Written problem: Could you print all the entries exactly?
[Begin Provided entries]
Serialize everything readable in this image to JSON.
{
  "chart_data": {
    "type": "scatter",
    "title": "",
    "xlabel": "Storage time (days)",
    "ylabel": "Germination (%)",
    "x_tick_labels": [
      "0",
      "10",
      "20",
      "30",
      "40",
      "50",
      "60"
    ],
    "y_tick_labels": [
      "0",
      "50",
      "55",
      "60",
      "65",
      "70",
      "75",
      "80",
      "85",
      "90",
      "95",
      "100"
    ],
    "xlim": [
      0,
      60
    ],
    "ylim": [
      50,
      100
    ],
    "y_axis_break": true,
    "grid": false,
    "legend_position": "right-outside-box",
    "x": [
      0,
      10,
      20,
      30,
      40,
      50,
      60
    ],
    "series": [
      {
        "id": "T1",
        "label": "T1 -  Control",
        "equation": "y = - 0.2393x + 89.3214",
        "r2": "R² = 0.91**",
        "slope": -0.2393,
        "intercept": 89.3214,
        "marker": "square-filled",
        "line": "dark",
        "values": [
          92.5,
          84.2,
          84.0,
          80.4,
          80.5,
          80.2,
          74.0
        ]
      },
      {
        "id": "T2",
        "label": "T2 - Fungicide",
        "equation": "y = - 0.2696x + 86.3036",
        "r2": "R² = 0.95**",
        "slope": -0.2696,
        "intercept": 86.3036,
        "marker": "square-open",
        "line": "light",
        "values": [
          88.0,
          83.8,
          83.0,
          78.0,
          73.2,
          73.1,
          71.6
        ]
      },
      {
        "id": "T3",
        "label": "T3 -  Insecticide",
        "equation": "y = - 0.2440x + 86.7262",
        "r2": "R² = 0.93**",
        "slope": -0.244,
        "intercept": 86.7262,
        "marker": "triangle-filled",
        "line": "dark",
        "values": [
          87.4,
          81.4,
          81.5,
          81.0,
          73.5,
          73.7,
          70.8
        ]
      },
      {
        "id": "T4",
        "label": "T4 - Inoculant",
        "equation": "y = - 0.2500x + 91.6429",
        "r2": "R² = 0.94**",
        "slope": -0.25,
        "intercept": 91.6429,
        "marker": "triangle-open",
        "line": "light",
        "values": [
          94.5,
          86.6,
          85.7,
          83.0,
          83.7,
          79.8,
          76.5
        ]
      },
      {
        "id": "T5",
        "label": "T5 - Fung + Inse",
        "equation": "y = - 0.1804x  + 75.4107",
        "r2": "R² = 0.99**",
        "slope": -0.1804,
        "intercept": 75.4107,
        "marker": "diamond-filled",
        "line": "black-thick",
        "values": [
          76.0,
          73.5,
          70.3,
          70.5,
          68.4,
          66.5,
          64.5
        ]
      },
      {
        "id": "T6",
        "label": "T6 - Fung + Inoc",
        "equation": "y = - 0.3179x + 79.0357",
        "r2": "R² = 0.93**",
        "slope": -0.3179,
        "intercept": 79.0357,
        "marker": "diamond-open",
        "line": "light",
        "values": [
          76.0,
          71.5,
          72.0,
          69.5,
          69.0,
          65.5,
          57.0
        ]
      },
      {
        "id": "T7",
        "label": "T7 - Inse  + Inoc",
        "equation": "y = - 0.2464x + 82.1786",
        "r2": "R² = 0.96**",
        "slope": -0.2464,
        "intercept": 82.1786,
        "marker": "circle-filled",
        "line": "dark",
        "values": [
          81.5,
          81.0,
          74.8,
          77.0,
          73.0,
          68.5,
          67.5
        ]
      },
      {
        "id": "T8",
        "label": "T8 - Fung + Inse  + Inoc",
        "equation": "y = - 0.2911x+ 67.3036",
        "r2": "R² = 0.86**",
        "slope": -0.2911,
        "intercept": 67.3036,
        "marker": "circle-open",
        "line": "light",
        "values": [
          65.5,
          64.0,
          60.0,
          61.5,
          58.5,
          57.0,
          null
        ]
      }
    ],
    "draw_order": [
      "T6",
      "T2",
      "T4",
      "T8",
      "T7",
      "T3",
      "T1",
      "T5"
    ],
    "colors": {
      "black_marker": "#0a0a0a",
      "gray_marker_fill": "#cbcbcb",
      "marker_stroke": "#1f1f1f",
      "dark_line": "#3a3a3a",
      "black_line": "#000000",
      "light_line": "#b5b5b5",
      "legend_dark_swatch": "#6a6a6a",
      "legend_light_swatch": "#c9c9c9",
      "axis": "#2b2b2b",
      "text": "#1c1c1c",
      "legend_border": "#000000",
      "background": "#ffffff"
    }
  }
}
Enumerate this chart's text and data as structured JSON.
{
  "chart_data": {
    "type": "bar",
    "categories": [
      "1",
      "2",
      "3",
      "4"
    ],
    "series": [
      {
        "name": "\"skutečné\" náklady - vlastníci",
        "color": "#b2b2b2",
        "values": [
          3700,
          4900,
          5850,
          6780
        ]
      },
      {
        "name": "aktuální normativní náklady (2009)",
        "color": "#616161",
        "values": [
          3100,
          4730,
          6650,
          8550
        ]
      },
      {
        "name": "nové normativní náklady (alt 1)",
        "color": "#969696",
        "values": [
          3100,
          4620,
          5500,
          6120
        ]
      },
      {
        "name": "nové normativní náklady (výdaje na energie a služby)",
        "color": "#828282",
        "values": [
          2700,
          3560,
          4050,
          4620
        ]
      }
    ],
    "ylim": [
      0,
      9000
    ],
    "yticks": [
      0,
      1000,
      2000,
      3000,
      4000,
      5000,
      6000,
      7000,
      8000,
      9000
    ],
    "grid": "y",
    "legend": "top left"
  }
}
[End Provided entries]
The result:
Serialize everything readable in this image to JSON.
{
  "chart_data": {
    "type": "scatter",
    "title": "",
    "xlabel": "Storage time (days)",
    "ylabel": "Germination (%)",
    "x_tick_labels": [
      "0",
      "10",
      "20",
      "30",
      "40",
      "50",
      "60"
    ],
    "y_tick_labels": [
      "0",
      "50",
      "55",
      "60",
      "65",
      "70",
      "75",
      "80",
      "85",
      "90",
      "95",
      "100"
    ],
    "xlim": [
      0,
      60
    ],
    "ylim": [
      50,
      100
    ],
    "y_axis_break": true,
    "grid": false,
    "legend_position": "right-outside-box",
    "x": [
      0,
      10,
      20,
      30,
      40,
      50,
      60
    ],
    "series": [
      {
        "id": "T1",
        "label": "T1 -  Control",
        "equation": "y = - 0.2393x + 89.3214",
        "r2": "R² = 0.91**",
        "slope": -0.2393,
        "intercept": 89.3214,
        "marker": "square-filled",
        "line": "dark",
        "values": [
          92.5,
          84.2,
          84.0,
          80.4,
          80.5,
          80.2,
          74.0
        ]
      },
      {
        "id": "T2",
        "label": "T2 - Fungicide",
        "equation": "y = - 0.2696x + 86.3036",
        "r2": "R² = 0.95**",
        "slope": -0.2696,
        "intercept": 86.3036,
        "marker": "square-open",
        "line": "light",
        "values": [
          88.0,
          83.8,
          83.0,
          78.0,
          73.2,
          73.1,
          71.6
        ]
      },
      {
        "id": "T3",
        "label": "T3 -  Insecticide",
        "equation": "y = - 0.2440x + 86.7262",
        "r2": "R² = 0.93**",
        "slope": -0.244,
        "intercept": 86.7262,
        "marker": "triangle-filled",
        "line": "dark",
        "values": [
          87.4,
          81.4,
          81.5,
          81.0,
          73.5,
          73.7,
          70.8
        ]
      },
      {
        "id": "T4",
        "label": "T4 - Inoculant",
        "equation": "y = - 0.2500x + 91.6429",
        "r2": "R² = 0.94**",
        "slope": -0.25,
        "intercept": 91.6429,
        "marker": "triangle-open",
        "line": "light",
        "values": [
          94.5,
          86.6,
          85.7,
          83.0,
          83.7,
          79.8,
          76.5
        ]
      },
      {
        "id": "T5",
        "label": "T5 - Fung + Inse",
        "equation": "y = - 0.1804x  + 75.4107",
        "r2": "R² = 0.99**",
        "slope": -0.1804,
        "intercept": 75.4107,
        "marker": "diamond-filled",
        "line": "black-thick",
        "values": [
          76.0,
          73.5,
          70.3,
          70.5,
          68.4,
          66.5,
          64.5
        ]
      },
      {
        "id": "T6",
        "label": "T6 - Fung + Inoc",
        "equation": "y = - 0.3179x + 79.0357",
        "r2": "R² = 0.93**",
        "slope": -0.3179,
        "intercept": 79.0357,
        "marker": "diamond-open",
        "line": "light",
        "values": [
          76.0,
          71.5,
          72.0,
          69.5,
          69.0,
          65.5,
          57.0
        ]
      },
      {
        "id": "T7",
        "label": "T7 - Inse  + Inoc",
        "equation": "y = - 0.2464x + 82.1786",
        "r2": "R² = 0.96**",
        "slope": -0.2464,
        "intercept": 82.1786,
        "marker": "circle-filled",
        "line": "dark",
        "values": [
          81.5,
          81.0,
          74.8,
          77.0,
          73.0,
          68.5,
          67.5
        ]
      },
      {
        "id": "T8",
        "label": "T8 - Fung + Inse  + Inoc",
        "equation": "y = - 0.2911x+ 67.3036",
        "r2": "R² = 0.86**",
        "slope": -0.2911,
        "intercept": 67.3036,
        "marker": "circle-open",
        "line": "light",
        "values": [
          65.5,
          64.0,
          60.0,
          61.5,
          58.5,
          57.0,
          null
        ]
      }
    ],
    "draw_order": [
      "T6",
      "T2",
      "T4",
      "T8",
      "T7",
      "T3",
      "T1",
      "T5"
    ],
    "colors": {
      "black_marker": "#0a0a0a",
      "gray_marker_fill": "#cbcbcb",
      "marker_stroke": "#1f1f1f",
      "dark_line": "#3a3a3a",
      "black_line": "#000000",
      "light_line": "#b5b5b5",
      "legend_dark_swatch": "#6a6a6a",
      "legend_light_swatch": "#c9c9c9",
      "axis": "#2b2b2b",
      "text": "#1c1c1c",
      "legend_border": "#000000",
      "background": "#ffffff"
    }
  }
}
Enumerate this chart's text and data as structured JSON.
{
  "chart_data": {
    "type": "bar",
    "categories": [
      "1",
      "2",
      "3",
      "4"
    ],
    "series": [
      {
        "name": "\"skutečné\" náklady - vlastníci",
        "color": "#b2b2b2",
        "values": [
          3700,
          4900,
          5850,
          6780
        ]
      },
      {
        "name": "aktuální normativní náklady (2009)",
        "color": "#616161",
        "values": [
          3100,
          4730,
          6650,
          8550
        ]
      },
      {
        "name": "nové normativní náklady (alt 1)",
        "color": "#969696",
        "values": [
          3100,
          4620,
          5500,
          6120
        ]
      },
      {
        "name": "nové normativní náklady (výdaje na energie a služby)",
        "color": "#828282",
        "values": [
          2700,
          3560,
          4050,
          4620
        ]
      }
    ],
    "ylim": [
      0,
      9000
    ],
    "yticks": [
      0,
      1000,
      2000,
      3000,
      4000,
      5000,
      6000,
      7000,
      8000,
      9000
    ],
    "grid": "y",
    "legend": "top left"
  }
}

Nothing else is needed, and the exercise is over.